Scorpio Bulkers (SALT US, Attractive, USD 11) – Earnings recovery gains momentum; reiterate Attractive view
in International Shipping News 25/04/2017


Better-than-expected quarterly earnings; revise fair value to USD 11: SALT reported TCE revenue of USD 34m in 1Q17 which was up 29% quarter on quarter and slightly higher than our estimate of USD 31m. Higher revenue resulted from the improved vessel earnings of USD 8,608pd in 1Q17, up from USD 7,303pd in 4Q16. Revenue days also increased from 3,672 days in 4Q16 to 4,021 days 1Q17 as five newbuilds were delivered in 1Q17. SALT has brought down its cash break-even cost excluding debt amortisation to USD 7,800pd in 1Q17 from USD 8,100pd in 4Q16. The cash break-even cost includes cash operating cost, cash general & administrative expense and interest cost. SALT incurred one-time loss of USD 17m for write down of assets held for sale. The increase in topline and operational efficiency turned the company’s adjusted EBITDA positive to USD 3m, higher than our estimate of USD 0.3m. In view of better-than-expected quarterly earnings and continued recovery in the dry bulk sector, we have revised our fair value to USD 11 from USD 9 earlier and reiterate our Attractive view.

Earnings to accelerate on the back of higher daily rates: Average daily earnings for the company’s Kamsarmax fleet was USD 9,164pd in 1Q17 compared with USD 7,401 in 4Q16, significantly higher than USD 3,331pd in 1Q16 when the dry bulk market was at an all-time low. Similarly, the company’s Ultramax vessels earned USD 8,230pd in 1Q17 compared with USD 7,238 in 4Q16 and USD 3,462pd in 1Q16. More importantly, the company contracted ~59% of the Kamsarmax vessel days in 2Q17 at USD 9,914pd and ~57% of the Ultramax vessels days at USD 8,852 in 2Q17. These rates are better than the rates in 1Q17, and almost half the revenue days in 2Q17 are now covered, which will translate into stronger operational earnings. We expect the earnings to accelerate further in second-quarter 2017.
Supply-side developments are encouraging: Orderbook-to-fleet ratio has declined further to 8.5% in March 2017 from 10.8% in 2016. This lower ratio will ensure that the incremental supply remains restrained in 2017 and 2018. Supply growth in 2017-18 is expected to be in the 1-2% range as risk appetite of financial institutions to fund new ships remains low. Fewer vessels will be scrapped in 2017 than in 2016, but will remain substantial on improving steel prices and lower demolition age. Overall, we remain positive on the dry bulk market and believe restricted fleet growth along with better demand from China will support the ongoing recovery in freight rates; which will continue to be reflected in the asset prices.

—————

▶ Direction 1
Edit the layout region entries starting at the line that contains "135, 113, 161]" and ending at the line that contains "109, 187, 135]", changing "given-digit" to "fixed-digit" and keeping everything else the same. Return only those lines.

▶ Layout region records

—————

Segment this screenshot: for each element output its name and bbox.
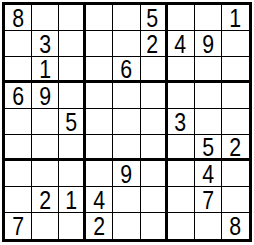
cell-r6c4[interactable]	[86, 135, 113, 161]
cell-r6c9[interactable]: 2	[222, 135, 249, 161]
cell-r2c8[interactable]: 9	[195, 31, 222, 57]
cell-r9c7[interactable]	[168, 213, 195, 239]
cell-r7c1[interactable]	[5, 161, 32, 187]
cell-r5c9[interactable]	[222, 109, 249, 135]
cell-r1c3[interactable]	[59, 5, 86, 31]
cell-r5c5[interactable]	[113, 109, 140, 135]
given-digit: 4	[202, 161, 214, 187]
cell-r8c9[interactable]	[222, 187, 249, 213]
given-digit: 3	[175, 109, 187, 135]
cell-r7c8[interactable]: 4	[195, 161, 222, 187]
cell-r1c9[interactable]: 1	[222, 5, 249, 31]
given-digit: 9	[121, 161, 133, 187]
cell-r5c1[interactable]	[5, 109, 32, 135]
given-digit: 9	[202, 31, 214, 57]
given-digit: 2	[229, 135, 241, 160]
cell-r2c2[interactable]: 3	[32, 31, 59, 57]
cell-r9c6[interactable]	[141, 213, 168, 239]
given-digit: 5	[147, 5, 159, 31]
given-digit: 3	[39, 31, 51, 57]
cell-r9c1[interactable]: 7	[5, 213, 32, 239]
cell-r7c4[interactable]	[86, 161, 113, 187]
cell-r8c6[interactable]	[141, 187, 168, 213]
given-digit: 8	[229, 213, 241, 239]
cell-r5c2[interactable]	[32, 109, 59, 135]
cell-r8c3[interactable]: 1	[59, 187, 86, 213]
cell-r7c6[interactable]	[141, 161, 168, 187]
given-digit: 9	[39, 83, 51, 109]
cell-r9c3[interactable]	[59, 213, 86, 239]
given-digit: 6	[121, 57, 133, 82]
given-digit: 5	[65, 109, 77, 135]
cell-r6c1[interactable]	[5, 135, 32, 161]
cell-r4c3[interactable]	[59, 83, 86, 109]
cell-r6c8[interactable]: 5	[195, 135, 222, 161]
cell-r8c8[interactable]: 7	[195, 187, 222, 213]
cell-r6c7[interactable]	[168, 135, 195, 161]
given-digit: 8	[12, 5, 24, 31]
cell-r4c8[interactable]	[195, 83, 222, 109]
cell-r9c9[interactable]: 8	[222, 213, 249, 239]
sudoku-page: 851324916695352942147728	[0, 0, 254, 245]
cell-r3c4[interactable]	[86, 57, 113, 83]
cell-r7c9[interactable]	[222, 161, 249, 187]
cell-r9c5[interactable]	[113, 213, 140, 239]
cell-r9c4[interactable]: 2	[86, 213, 113, 239]
cell-r8c7[interactable]	[168, 187, 195, 213]
given-digit: 6	[12, 83, 24, 109]
given-digit: 7	[202, 187, 214, 213]
cell-r2c3[interactable]	[59, 31, 86, 57]
cell-r5c4[interactable]	[86, 109, 113, 135]
given-digit: 4	[175, 31, 187, 57]
cell-r1c1[interactable]: 8	[5, 5, 32, 31]
cell-r1c7[interactable]	[168, 5, 195, 31]
cell-r4c4[interactable]	[86, 83, 113, 109]
cell-r2c5[interactable]	[113, 31, 140, 57]
cell-r4c2[interactable]: 9	[32, 83, 59, 109]
given-digit: 2	[39, 187, 51, 213]
given-digit: 1	[229, 5, 241, 31]
cell-r6c5[interactable]	[113, 135, 140, 161]
cell-r9c8[interactable]	[195, 213, 222, 239]
cell-r8c5[interactable]	[113, 187, 140, 213]
cell-r3c9[interactable]	[222, 57, 249, 83]
given-digit: 1	[39, 57, 51, 82]
cell-r5c7[interactable]: 3	[168, 109, 195, 135]
cell-r3c1[interactable]	[5, 57, 32, 83]
cell-r1c8[interactable]	[195, 5, 222, 31]
cell-r5c6[interactable]	[141, 109, 168, 135]
cell-r8c4[interactable]: 4	[86, 187, 113, 213]
given-digit: 4	[93, 187, 105, 213]
cell-r4c5[interactable]	[113, 83, 140, 109]
given-digit: 5	[202, 135, 214, 160]
cell-r3c3[interactable]	[59, 57, 86, 83]
cell-r1c2[interactable]	[32, 5, 59, 31]
cell-r6c3[interactable]	[59, 135, 86, 161]
given-digit: 7	[12, 213, 24, 239]
cell-r3c6[interactable]	[141, 57, 168, 83]
cell-r8c1[interactable]	[5, 187, 32, 213]
cell-r6c2[interactable]	[32, 135, 59, 161]
cell-r4c1[interactable]: 6	[5, 83, 32, 109]
cell-r3c5[interactable]: 6	[113, 57, 140, 83]
cell-r1c4[interactable]	[86, 5, 113, 31]
cell-r7c3[interactable]	[59, 161, 86, 187]
cell-r2c1[interactable]	[5, 31, 32, 57]
cell-r2c9[interactable]	[222, 31, 249, 57]
cell-r2c6[interactable]: 2	[141, 31, 168, 57]
cell-r5c8[interactable]	[195, 109, 222, 135]
given-digit: 2	[93, 213, 105, 239]
cell-r2c7[interactable]: 4	[168, 31, 195, 57]
cell-r7c2[interactable]	[32, 161, 59, 187]
given-digit: 2	[147, 31, 159, 57]
cell-r7c5[interactable]: 9	[113, 161, 140, 187]
cell-r5c3[interactable]: 5	[59, 109, 86, 135]
cell-r8c2[interactable]: 2	[32, 187, 59, 213]
cell-r7c7[interactable]	[168, 161, 195, 187]
sudoku-board: 851324916695352942147728	[2, 2, 252, 242]
cell-r6c6[interactable]	[141, 135, 168, 161]
cell-r3c2[interactable]: 1	[32, 57, 59, 83]
cell-r9c2[interactable]	[32, 213, 59, 239]
cell-r4c9[interactable]	[222, 83, 249, 109]
cell-r3c7[interactable]	[168, 57, 195, 83]
cell-r3c8[interactable]	[195, 57, 222, 83]
cell-r4c7[interactable]	[168, 83, 195, 109]
given-digit: 1	[65, 187, 77, 213]
cell-r4c6[interactable]	[141, 83, 168, 109]
cell-r1c6[interactable]: 5	[141, 5, 168, 31]
cell-r2c4[interactable]	[86, 31, 113, 57]
cell-r1c5[interactable]	[113, 5, 140, 31]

—————

▶ Direction 2
Pick up the report on Scorpio Bulkers' earnings after its last sentence and continue it.

▶ Exercise output 1
cell-r6c4[interactable]	[86, 135, 113, 161]
cell-r6c9[interactable]: 2	[222, 135, 249, 161]
cell-r2c8[interactable]: 9	[195, 31, 222, 57]
cell-r9c7[interactable]	[168, 213, 195, 239]
cell-r7c1[interactable]	[5, 161, 32, 187]
cell-r5c9[interactable]	[222, 109, 249, 135]
cell-r1c3[interactable]	[59, 5, 86, 31]
cell-r5c5[interactable]	[113, 109, 140, 135]
fixed-digit: 4	[202, 161, 214, 187]
cell-r8c9[interactable]	[222, 187, 249, 213]
fixed-digit: 3	[175, 109, 187, 135]

▶ Exercise output 2
Lower debt after the sale of two Kamsarmaxes: Encouraged by firming asset prices, the company entered into an agreement during the first quarter to sell two Kamsarmax vessels for USD 45m, even though it recorded a loss of USD 17.1m. Management believes that it has taken advantage of the improvement in vessel prices as the price of a five-year old 95,000dwt ship is up by 12.5% y/y to USD 24m at the end of March 2017. As a result of the sale, the company will reduce its debt by USD 20m – the total outstanding debt for two vessels sold.
No future capital obligation; collateral coverage intact: SALT took delivery of five newbuild vessels in 1Q17 and one vessel in 2Q17. Three Kamsarmax and two Ultramax vessels were delivered in 1Q17 whereas one Kamsarmax was delivered in April 2017. After taking delivery of the all the newbuilds, the company does not have any future obligation due to shipyards. Meanwhile, SALT has a robust collateral coverage for its debt of USD 645m as the coverage ratio for all facilities is comfortably higher than required, according to management. In terms of debt repayment, the company has principal repayment of USD 35m and USD 25m in FY17 and FY18 respectively, which we believe is not a concern as cash flow from operations is improving and cash in hand was USD 155m at the end 1Q17.


Value and Risk: We retain our Attractive rating on SALT and revise our fair value to USD 11 per share from USD 9 per share, in view of the earnings recovery and firming asset markets. We expect the earnings recovery to strengthen in the next quarter, which should assist the share price further. The key risk is the reversal in commodity demand, which will lead the rates to trend downwards.